Give back the data exactly, with no images.

Records from a collection
>>>>
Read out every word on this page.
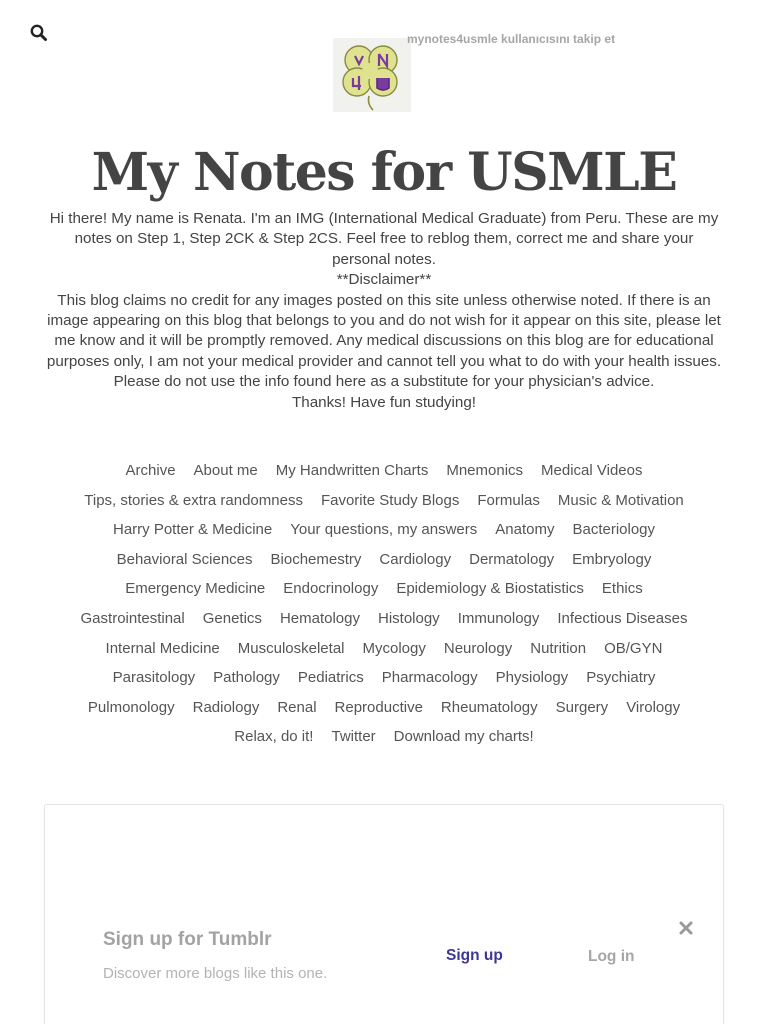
mynotes4usmle kullanıcısını takip et
My Notes for USMLE

Hi there! My name is Renata. I'm an IMG (International Medical Graduate) from Peru. These are my notes on Step 1, Step 2CK & Step 2CS. Feel free to reblog them, correct me and share your personal notes.

**Disclaimer**

This blog claims no credit for any images posted on this site unless otherwise noted. If there is an image appearing on this blog that belongs to you and do not wish for it appear on this site, please let me know and it will be promptly removed. Any medical discussions on this blog are for educational purposes only, I am not your medical provider and cannot tell you what to do with your health issues. Please do not use the info found here as a substitute for your physician's advice.

Thanks! Have fun studying!

Archive About me My Handwritten Charts Mnemonics Medical Videos
Tips, stories & extra randomness Favorite Study Blogs Formulas Music & Motivation
Harry Potter & Medicine Your questions, my answers Anatomy Bacteriology
Behavioral Sciences Biochemestry Cardiology Dermatology Embryology
Emergency Medicine Endocrinology Epidemiology & Biostatistics Ethics
Gastrointestinal Genetics Hematology Histology Immunology Infectious Diseases
Internal Medicine Musculoskeletal Mycology Neurology Nutrition OB/GYN
Parasitology Pathology Pediatrics Pharmacology Physiology Psychiatry
Pulmonology Radiology Renal Reproductive Rheumatology Surgery Virology
Relax, do it! Twitter Download my charts!
Sign up for Tumblr
Discover more blogs like this one.
Sign up	Log in
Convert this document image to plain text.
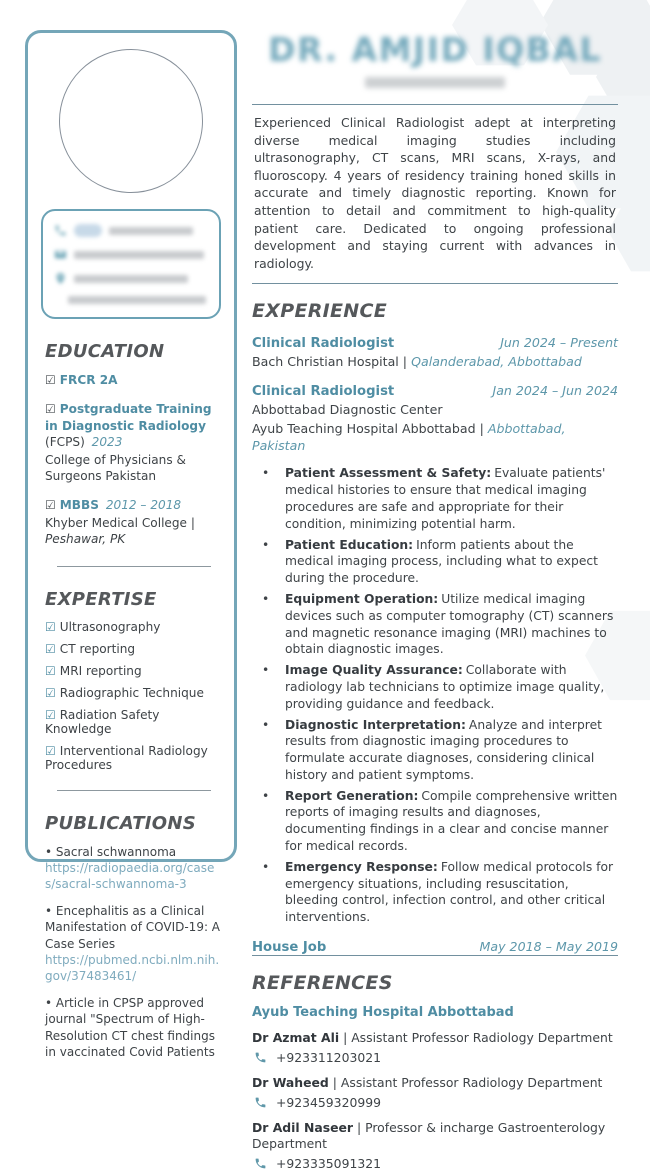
EDUCATION
☑ FRCR 2A
☑ Postgraduate Training in Diagnostic Radiology (FCPS) 2023
College of Physicians & Surgeons Pakistan
☑ MBBS 2012 – 2018
Khyber Medical College | Peshawar, PK
EXPERTISE
☑ Ultrasonography
☑ CT reporting
☑ MRI reporting
☑ Radiographic Technique
☑ Radiation Safety Knowledge
☑ Interventional Radiology Procedures
PUBLICATIONS
• Sacral schwannoma
https://radiopaedia.org/cases/sacral-schwannoma-3
• Encephalitis as a Clinical Manifestation of COVID-19: A Case Series
https://pubmed.ncbi.nlm.nih.gov/37483461/
• Article in CPSP approved journal "Spectrum of High-Resolution CT chest findings in vaccinated Covid Patients
DR. AMJID IQBAL

Experienced Clinical Radiologist adept at interpreting diverse medical imaging studies including ultrasonography, CT scans, MRI scans, X-rays, and fluoroscopy. 4 years of residency training honed skills in accurate and timely diagnostic reporting. Known for attention to detail and commitment to high-quality patient care. Dedicated to ongoing professional development and staying current with advances in radiology.

EXPERIENCE
Clinical Radiologist	Jun 2024 – Present
Bach Christian Hospital | Qalanderabad, Abbottabad
Clinical Radiologist	Jan 2024 – Jun 2024
Abbottabad Diagnostic Center
Ayub Teaching Hospital Abbottabad | Abbottabad, Pakistan
• Patient Assessment & Safety: Evaluate patients' medical histories to ensure that medical imaging procedures are safe and appropriate for their condition, minimizing potential harm.
• Patient Education: Inform patients about the medical imaging process, including what to expect during the procedure.
• Equipment Operation: Utilize medical imaging devices such as computer tomography (CT) scanners and magnetic resonance imaging (MRI) machines to obtain diagnostic images.
• Image Quality Assurance: Collaborate with radiology lab technicians to optimize image quality, providing guidance and feedback.
• Diagnostic Interpretation: Analyze and interpret results from diagnostic imaging procedures to formulate accurate diagnoses, considering clinical history and patient symptoms.
• Report Generation: Compile comprehensive written reports of imaging results and diagnoses, documenting findings in a clear and concise manner for medical records.
• Emergency Response: Follow medical protocols for emergency situations, including resuscitation, bleeding control, infection control, and other critical interventions.
House Job	May 2018 – May 2019
REFERENCES
Ayub Teaching Hospital Abbottabad
Dr Azmat Ali | Assistant Professor Radiology Department
+923311203021
Dr Waheed | Assistant Professor Radiology Department
+923459320999
Dr Adil Naseer | Professor & incharge Gastroenterology Department
+923335091321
<<<<
**Output of the exercise**
Read out every word on this page.
mynotes4usmle kullanıcısını takip et
My Notes for USMLE

Hi there! My name is Renata. I'm an IMG (International Medical Graduate) from Peru. These are my notes on Step 1, Step 2CK & Step 2CS. Feel free to reblog them, correct me and share your personal notes.

**Disclaimer**

This blog claims no credit for any images posted on this site unless otherwise noted. If there is an image appearing on this blog that belongs to you and do not wish for it appear on this site, please let me know and it will be promptly removed. Any medical discussions on this blog are for educational purposes only, I am not your medical provider and cannot tell you what to do with your health issues. Please do not use the info found here as a substitute for your physician's advice.

Thanks! Have fun studying!

Archive About me My Handwritten Charts Mnemonics Medical Videos
Tips, stories & extra randomness Favorite Study Blogs Formulas Music & Motivation
Harry Potter & Medicine Your questions, my answers Anatomy Bacteriology
Behavioral Sciences Biochemestry Cardiology Dermatology Embryology
Emergency Medicine Endocrinology Epidemiology & Biostatistics Ethics
Gastrointestinal Genetics Hematology Histology Immunology Infectious Diseases
Internal Medicine Musculoskeletal Mycology Neurology Nutrition OB/GYN
Parasitology Pathology Pediatrics Pharmacology Physiology Psychiatry
Pulmonology Radiology Renal Reproductive Rheumatology Surgery Virology
Relax, do it! Twitter Download my charts!
Sign up for Tumblr
Discover more blogs like this one.
Sign up	Log in
Convert this document image to plain text.
EDUCATION
☑ FRCR 2A
☑ Postgraduate Training in Diagnostic Radiology (FCPS) 2023
College of Physicians & Surgeons Pakistan
☑ MBBS 2012 – 2018
Khyber Medical College | Peshawar, PK
EXPERTISE
☑ Ultrasonography
☑ CT reporting
☑ MRI reporting
☑ Radiographic Technique
☑ Radiation Safety Knowledge
☑ Interventional Radiology Procedures
PUBLICATIONS
• Sacral schwannoma
https://radiopaedia.org/cases/sacral-schwannoma-3
• Encephalitis as a Clinical Manifestation of COVID-19: A Case Series
https://pubmed.ncbi.nlm.nih.gov/37483461/
• Article in CPSP approved journal "Spectrum of High-Resolution CT chest findings in vaccinated Covid Patients
DR. AMJID IQBAL

Experienced Clinical Radiologist adept at interpreting diverse medical imaging studies including ultrasonography, CT scans, MRI scans, X-rays, and fluoroscopy. 4 years of residency training honed skills in accurate and timely diagnostic reporting. Known for attention to detail and commitment to high-quality patient care. Dedicated to ongoing professional development and staying current with advances in radiology.

EXPERIENCE
Clinical Radiologist	Jun 2024 – Present
Bach Christian Hospital | Qalanderabad, Abbottabad
Clinical Radiologist	Jan 2024 – Jun 2024
Abbottabad Diagnostic Center
Ayub Teaching Hospital Abbottabad | Abbottabad, Pakistan
• Patient Assessment & Safety: Evaluate patients' medical histories to ensure that medical imaging procedures are safe and appropriate for their condition, minimizing potential harm.
• Patient Education: Inform patients about the medical imaging process, including what to expect during the procedure.
• Equipment Operation: Utilize medical imaging devices such as computer tomography (CT) scanners and magnetic resonance imaging (MRI) machines to obtain diagnostic images.
• Image Quality Assurance: Collaborate with radiology lab technicians to optimize image quality, providing guidance and feedback.
• Diagnostic Interpretation: Analyze and interpret results from diagnostic imaging procedures to formulate accurate diagnoses, considering clinical history and patient symptoms.
• Report Generation: Compile comprehensive written reports of imaging results and diagnoses, documenting findings in a clear and concise manner for medical records.
• Emergency Response: Follow medical protocols for emergency situations, including resuscitation, bleeding control, infection control, and other critical interventions.
House Job	May 2018 – May 2019
REFERENCES
Ayub Teaching Hospital Abbottabad
Dr Azmat Ali | Assistant Professor Radiology Department
+923311203021
Dr Waheed | Assistant Professor Radiology Department
+923459320999
Dr Adil Naseer | Professor & incharge Gastroenterology Department
+923335091321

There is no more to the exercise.